> [Your instructions]: Every line below that mentions the word "伏安特性曲线是" should be copied out.

> [Stored rows]:

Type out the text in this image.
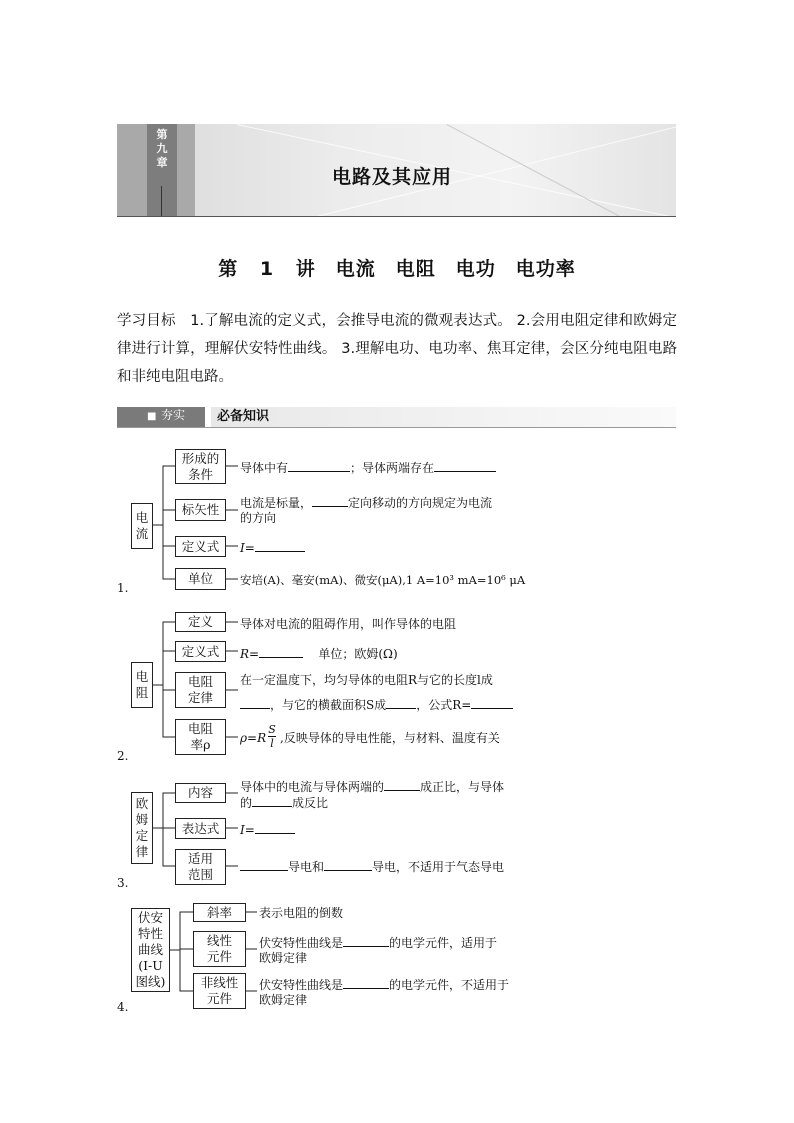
第
九
章
电路及其应用
第 1 讲　电流　电阻　电功　电功率
学习目标　1.了解电流的定义式，会推导电流的微观表达式。 2.会用电阻定律和欧姆定律进行计算，理解伏安特性曲线。 3.理解电功、电功率、焦耳定律，会区分纯电阻电路和非纯电阻电路。
■ 夯实	必备知识
1.
电
流
形成的
条件 导体中有	；导体两端存在
标矢性 电流是标量，	定向移动的方向规定为电流
的方向
定义式 I=
单位 安培(A)、毫安(mA)、微安(μA),1 A=10³ mA=10⁶ μA
2.
电
阻
定义 导体对电流的阻碍作用，叫作导体的电阻
定义式 R=	单位；欧姆(Ω)
电阻
定律
在一定温度下，均匀导体的电阻R与它的长度l成
，与它的横截面积S成	，公式R=
电阻
率ρ ρ=R
S
l ,反映导体的导电性能，与材料、温度有关
3.
欧
姆
定
律
内容 导体中的电流与导体两端的	成正比，与导体
的	成反比
表达式 I=
适用
范围	导电和	导电，不适用于气态导电
4.
伏安
特性
曲线
(I-U
图线)
斜率 表示电阻的倒数
线性
元件
伏安特性曲线是	的电学元件，适用于
欧姆定律
非线性
元件
伏安特性曲线是	的电学元件，不适用于
欧姆定律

> [Response]:
伏安特性曲线是	的电学元件，适用于
伏安特性曲线是	的电学元件，不适用于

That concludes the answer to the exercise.